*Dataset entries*
'''
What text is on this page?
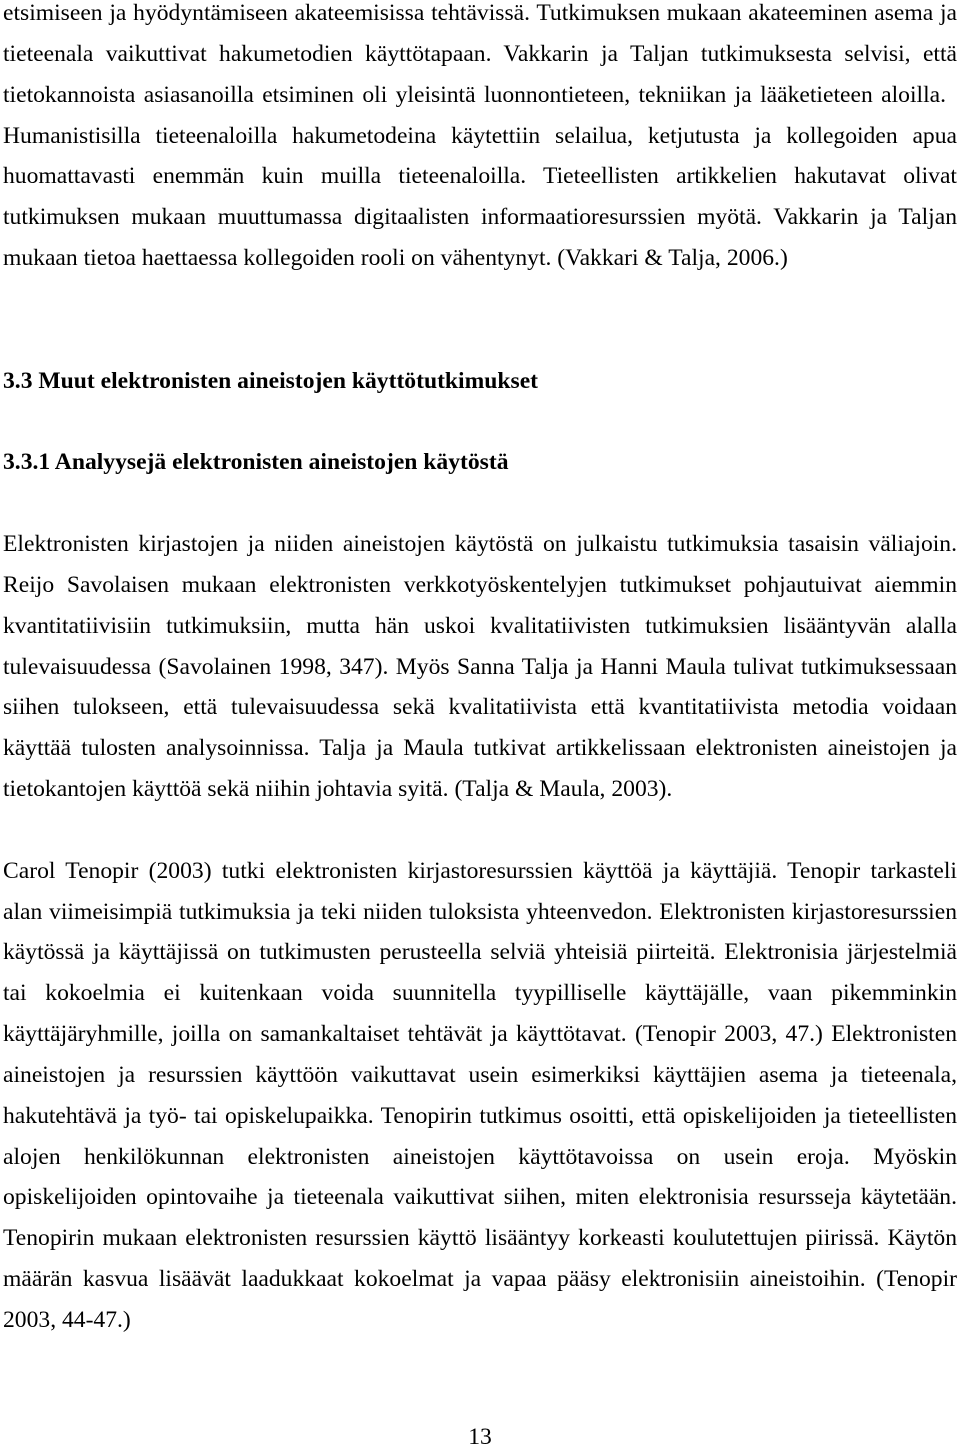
etsimiseen ja hyödyntämiseen akateemisissa tehtävissä. Tutkimuksen mukaan akateeminen asema ja
tieteenala vaikuttivat hakumetodien käyttötapaan. Vakkarin ja Taljan tutkimuksesta selvisi, että
tietokannoista asiasanoilla etsiminen oli yleisintä luonnontieteen, tekniikan ja lääketieteen aloilla.
Humanistisilla tieteenaloilla hakumetodeina käytettiin selailua, ketjutusta ja kollegoiden apua
huomattavasti enemmän kuin muilla tieteenaloilla. Tieteellisten artikkelien hakutavat olivat
tutkimuksen mukaan muuttumassa digitaalisten informaatioresurssien myötä. Vakkarin ja Taljan
mukaan tietoa haettaessa kollegoiden rooli on vähentynyt. (Vakkari & Talja, 2006.)
3.3 Muut elektronisten aineistojen käyttötutkimukset
3.3.1 Analyysejä elektronisten aineistojen käytöstä
Elektronisten kirjastojen ja niiden aineistojen käytöstä on julkaistu tutkimuksia tasaisin väliajoin.
Reijo Savolaisen mukaan elektronisten verkkotyöskentelyjen tutkimukset pohjautuivat aiemmin
kvantitatiivisiin tutkimuksiin, mutta hän uskoi kvalitatiivisten tutkimuksien lisääntyvän alalla
tulevaisuudessa (Savolainen 1998, 347). Myös Sanna Talja ja Hanni Maula tulivat tutkimuksessaan
siihen tulokseen, että tulevaisuudessa sekä kvalitatiivista että kvantitatiivista metodia voidaan
käyttää tulosten analysoinnissa. Talja ja Maula tutkivat artikkelissaan elektronisten aineistojen ja
tietokantojen käyttöä sekä niihin johtavia syitä. (Talja & Maula, 2003).
Carol Tenopir (2003) tutki elektronisten kirjastoresurssien käyttöä ja käyttäjiä. Tenopir tarkasteli
alan viimeisimpiä tutkimuksia ja teki niiden tuloksista yhteenvedon. Elektronisten kirjastoresurssien
käytössä ja käyttäjissä on tutkimusten perusteella selviä yhteisiä piirteitä. Elektronisia järjestelmiä
tai kokoelmia ei kuitenkaan voida suunnitella tyypilliselle käyttäjälle, vaan pikemminkin
käyttäjäryhmille, joilla on samankaltaiset tehtävät ja käyttötavat. (Tenopir 2003, 47.) Elektronisten
aineistojen ja resurssien käyttöön vaikuttavat usein esimerkiksi käyttäjien asema ja tieteenala,
hakutehtävä ja työ- tai opiskelupaikka. Tenopirin tutkimus osoitti, että opiskelijoiden ja tieteellisten
alojen henkilökunnan elektronisten aineistojen käyttötavoissa on usein eroja. Myöskin
opiskelijoiden opintovaihe ja tieteenala vaikuttivat siihen, miten elektronisia resursseja käytetään.
Tenopirin mukaan elektronisten resurssien käyttö lisääntyy korkeasti koulutettujen piirissä. Käytön
määrän kasvua lisäävät laadukkaat kokoelmat ja vapaa pääsy elektronisiin aineistoihin. (Tenopir
2003, 44-47.)
13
'''
*Set exercise*
The data above should be repeated exactly, minus any pictures.

*Exercise solution*
What text is on this page?
etsimiseen ja hyödyntämiseen akateemisissa tehtävissä. Tutkimuksen mukaan akateeminen asema ja
tieteenala vaikuttivat hakumetodien käyttötapaan. Vakkarin ja Taljan tutkimuksesta selvisi, että
tietokannoista asiasanoilla etsiminen oli yleisintä luonnontieteen, tekniikan ja lääketieteen aloilla.
Humanistisilla tieteenaloilla hakumetodeina käytettiin selailua, ketjutusta ja kollegoiden apua
huomattavasti enemmän kuin muilla tieteenaloilla. Tieteellisten artikkelien hakutavat olivat
tutkimuksen mukaan muuttumassa digitaalisten informaatioresurssien myötä. Vakkarin ja Taljan
mukaan tietoa haettaessa kollegoiden rooli on vähentynyt. (Vakkari & Talja, 2006.)
3.3 Muut elektronisten aineistojen käyttötutkimukset
3.3.1 Analyysejä elektronisten aineistojen käytöstä
Elektronisten kirjastojen ja niiden aineistojen käytöstä on julkaistu tutkimuksia tasaisin väliajoin.
Reijo Savolaisen mukaan elektronisten verkkotyöskentelyjen tutkimukset pohjautuivat aiemmin
kvantitatiivisiin tutkimuksiin, mutta hän uskoi kvalitatiivisten tutkimuksien lisääntyvän alalla
tulevaisuudessa (Savolainen 1998, 347). Myös Sanna Talja ja Hanni Maula tulivat tutkimuksessaan
siihen tulokseen, että tulevaisuudessa sekä kvalitatiivista että kvantitatiivista metodia voidaan
käyttää tulosten analysoinnissa. Talja ja Maula tutkivat artikkelissaan elektronisten aineistojen ja
tietokantojen käyttöä sekä niihin johtavia syitä. (Talja & Maula, 2003).
Carol Tenopir (2003) tutki elektronisten kirjastoresurssien käyttöä ja käyttäjiä. Tenopir tarkasteli
alan viimeisimpiä tutkimuksia ja teki niiden tuloksista yhteenvedon. Elektronisten kirjastoresurssien
käytössä ja käyttäjissä on tutkimusten perusteella selviä yhteisiä piirteitä. Elektronisia järjestelmiä
tai kokoelmia ei kuitenkaan voida suunnitella tyypilliselle käyttäjälle, vaan pikemminkin
käyttäjäryhmille, joilla on samankaltaiset tehtävät ja käyttötavat. (Tenopir 2003, 47.) Elektronisten
aineistojen ja resurssien käyttöön vaikuttavat usein esimerkiksi käyttäjien asema ja tieteenala,
hakutehtävä ja työ- tai opiskelupaikka. Tenopirin tutkimus osoitti, että opiskelijoiden ja tieteellisten
alojen henkilökunnan elektronisten aineistojen käyttötavoissa on usein eroja. Myöskin
opiskelijoiden opintovaihe ja tieteenala vaikuttivat siihen, miten elektronisia resursseja käytetään.
Tenopirin mukaan elektronisten resurssien käyttö lisääntyy korkeasti koulutettujen piirissä. Käytön
määrän kasvua lisäävät laadukkaat kokoelmat ja vapaa pääsy elektronisiin aineistoihin. (Tenopir
2003, 44-47.)
13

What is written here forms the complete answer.